--- EXERCISE ---
Go through the records underneath and count the lines that include the string "accession". Give nothing but the number.
** Opening PROVIDED DATA block **
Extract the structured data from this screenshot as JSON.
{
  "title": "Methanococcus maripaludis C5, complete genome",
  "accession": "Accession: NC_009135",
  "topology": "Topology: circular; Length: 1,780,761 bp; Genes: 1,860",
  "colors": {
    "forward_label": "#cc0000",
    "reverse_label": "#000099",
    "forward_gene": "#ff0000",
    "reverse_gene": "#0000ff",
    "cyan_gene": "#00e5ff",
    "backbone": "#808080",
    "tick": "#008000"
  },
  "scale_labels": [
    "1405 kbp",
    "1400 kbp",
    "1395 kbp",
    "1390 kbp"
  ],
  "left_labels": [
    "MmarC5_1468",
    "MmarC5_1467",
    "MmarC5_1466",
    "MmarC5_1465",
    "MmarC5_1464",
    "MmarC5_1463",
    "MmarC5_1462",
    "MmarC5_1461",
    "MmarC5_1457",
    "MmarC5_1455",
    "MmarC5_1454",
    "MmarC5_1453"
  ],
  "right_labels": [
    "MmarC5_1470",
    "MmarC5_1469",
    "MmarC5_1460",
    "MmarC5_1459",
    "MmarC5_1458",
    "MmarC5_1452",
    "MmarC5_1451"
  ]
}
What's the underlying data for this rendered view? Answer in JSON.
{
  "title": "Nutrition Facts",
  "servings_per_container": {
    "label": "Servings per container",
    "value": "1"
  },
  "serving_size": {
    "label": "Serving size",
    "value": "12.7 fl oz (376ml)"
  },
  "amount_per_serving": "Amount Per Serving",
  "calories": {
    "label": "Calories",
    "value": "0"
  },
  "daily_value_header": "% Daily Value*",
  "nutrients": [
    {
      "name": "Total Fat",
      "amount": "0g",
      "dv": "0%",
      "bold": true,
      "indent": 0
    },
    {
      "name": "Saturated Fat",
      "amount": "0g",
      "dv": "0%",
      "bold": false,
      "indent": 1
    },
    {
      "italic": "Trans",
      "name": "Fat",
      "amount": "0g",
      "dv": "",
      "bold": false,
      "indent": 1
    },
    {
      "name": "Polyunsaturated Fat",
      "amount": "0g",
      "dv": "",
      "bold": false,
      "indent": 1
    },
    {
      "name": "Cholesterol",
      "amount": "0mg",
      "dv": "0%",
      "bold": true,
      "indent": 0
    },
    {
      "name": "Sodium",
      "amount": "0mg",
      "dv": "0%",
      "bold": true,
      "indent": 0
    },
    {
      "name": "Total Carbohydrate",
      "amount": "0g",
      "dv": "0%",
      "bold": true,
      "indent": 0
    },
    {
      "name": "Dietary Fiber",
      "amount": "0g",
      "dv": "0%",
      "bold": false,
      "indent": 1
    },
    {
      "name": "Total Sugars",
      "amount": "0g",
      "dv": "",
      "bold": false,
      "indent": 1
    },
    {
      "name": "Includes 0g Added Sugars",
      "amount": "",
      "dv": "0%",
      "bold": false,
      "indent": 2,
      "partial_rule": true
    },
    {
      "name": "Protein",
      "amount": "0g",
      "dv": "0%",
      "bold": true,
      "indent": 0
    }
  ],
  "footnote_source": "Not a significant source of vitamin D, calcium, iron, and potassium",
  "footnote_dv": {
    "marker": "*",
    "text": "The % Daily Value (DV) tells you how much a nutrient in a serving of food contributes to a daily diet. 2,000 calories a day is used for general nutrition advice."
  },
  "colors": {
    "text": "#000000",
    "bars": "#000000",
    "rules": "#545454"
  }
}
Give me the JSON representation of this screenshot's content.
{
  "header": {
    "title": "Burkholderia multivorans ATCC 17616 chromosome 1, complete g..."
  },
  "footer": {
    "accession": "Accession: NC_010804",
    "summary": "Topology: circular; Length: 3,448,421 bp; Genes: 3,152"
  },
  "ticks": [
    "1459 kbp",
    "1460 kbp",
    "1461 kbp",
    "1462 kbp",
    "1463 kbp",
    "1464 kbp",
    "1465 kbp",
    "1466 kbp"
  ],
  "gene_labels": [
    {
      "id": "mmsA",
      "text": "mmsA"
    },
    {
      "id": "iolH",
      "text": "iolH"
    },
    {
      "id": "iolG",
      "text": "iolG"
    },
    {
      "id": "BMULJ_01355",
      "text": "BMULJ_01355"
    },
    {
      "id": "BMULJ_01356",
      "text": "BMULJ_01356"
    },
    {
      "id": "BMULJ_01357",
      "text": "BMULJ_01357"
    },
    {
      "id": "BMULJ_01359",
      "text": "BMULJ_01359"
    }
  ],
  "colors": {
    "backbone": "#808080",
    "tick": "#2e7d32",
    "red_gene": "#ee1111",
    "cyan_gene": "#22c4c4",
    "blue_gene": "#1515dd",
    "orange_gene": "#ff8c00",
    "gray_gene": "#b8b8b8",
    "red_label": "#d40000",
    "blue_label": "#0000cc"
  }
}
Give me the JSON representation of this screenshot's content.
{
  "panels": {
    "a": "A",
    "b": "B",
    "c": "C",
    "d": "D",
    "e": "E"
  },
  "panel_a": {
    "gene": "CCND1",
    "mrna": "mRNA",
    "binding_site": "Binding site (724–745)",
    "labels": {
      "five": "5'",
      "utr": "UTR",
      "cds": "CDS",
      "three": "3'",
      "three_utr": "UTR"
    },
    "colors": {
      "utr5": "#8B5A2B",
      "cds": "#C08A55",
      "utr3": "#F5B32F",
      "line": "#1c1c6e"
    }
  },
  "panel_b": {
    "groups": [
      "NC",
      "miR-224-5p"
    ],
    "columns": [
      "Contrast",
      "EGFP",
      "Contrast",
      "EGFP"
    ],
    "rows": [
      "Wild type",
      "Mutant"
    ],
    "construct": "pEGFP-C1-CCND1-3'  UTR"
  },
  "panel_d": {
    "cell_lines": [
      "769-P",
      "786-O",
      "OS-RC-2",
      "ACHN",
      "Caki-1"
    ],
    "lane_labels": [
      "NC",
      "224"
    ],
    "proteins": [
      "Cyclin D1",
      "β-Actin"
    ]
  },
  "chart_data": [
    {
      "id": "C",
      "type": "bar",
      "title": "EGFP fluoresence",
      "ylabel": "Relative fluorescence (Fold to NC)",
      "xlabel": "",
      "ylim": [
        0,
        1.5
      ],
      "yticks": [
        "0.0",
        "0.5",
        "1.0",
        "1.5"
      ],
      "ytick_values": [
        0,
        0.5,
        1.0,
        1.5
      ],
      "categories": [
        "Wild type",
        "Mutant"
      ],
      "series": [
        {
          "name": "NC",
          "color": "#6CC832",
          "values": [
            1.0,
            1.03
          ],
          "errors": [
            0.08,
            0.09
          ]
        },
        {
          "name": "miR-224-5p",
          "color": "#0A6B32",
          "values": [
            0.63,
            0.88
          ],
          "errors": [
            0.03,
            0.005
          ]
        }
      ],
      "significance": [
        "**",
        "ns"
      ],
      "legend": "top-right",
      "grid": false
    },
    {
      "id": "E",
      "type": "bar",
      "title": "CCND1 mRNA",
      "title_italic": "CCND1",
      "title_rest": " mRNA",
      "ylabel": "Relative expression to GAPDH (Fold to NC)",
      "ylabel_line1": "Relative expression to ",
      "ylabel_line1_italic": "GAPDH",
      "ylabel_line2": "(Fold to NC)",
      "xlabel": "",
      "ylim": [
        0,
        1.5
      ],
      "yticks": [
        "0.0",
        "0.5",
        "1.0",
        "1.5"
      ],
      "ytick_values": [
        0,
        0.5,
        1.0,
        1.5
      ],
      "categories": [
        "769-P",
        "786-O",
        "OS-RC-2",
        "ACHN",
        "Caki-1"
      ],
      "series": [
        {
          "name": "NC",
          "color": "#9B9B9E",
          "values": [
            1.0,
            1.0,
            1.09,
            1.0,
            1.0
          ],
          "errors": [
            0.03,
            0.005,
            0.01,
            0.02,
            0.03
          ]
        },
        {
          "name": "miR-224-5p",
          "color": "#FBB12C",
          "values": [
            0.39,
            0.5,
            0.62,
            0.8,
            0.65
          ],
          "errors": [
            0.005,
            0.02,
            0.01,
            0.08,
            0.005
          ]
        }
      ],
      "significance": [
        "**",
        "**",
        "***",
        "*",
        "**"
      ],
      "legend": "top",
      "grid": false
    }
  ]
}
** Closing PROVIDED DATA block **
--- TASK ANSWER ---
2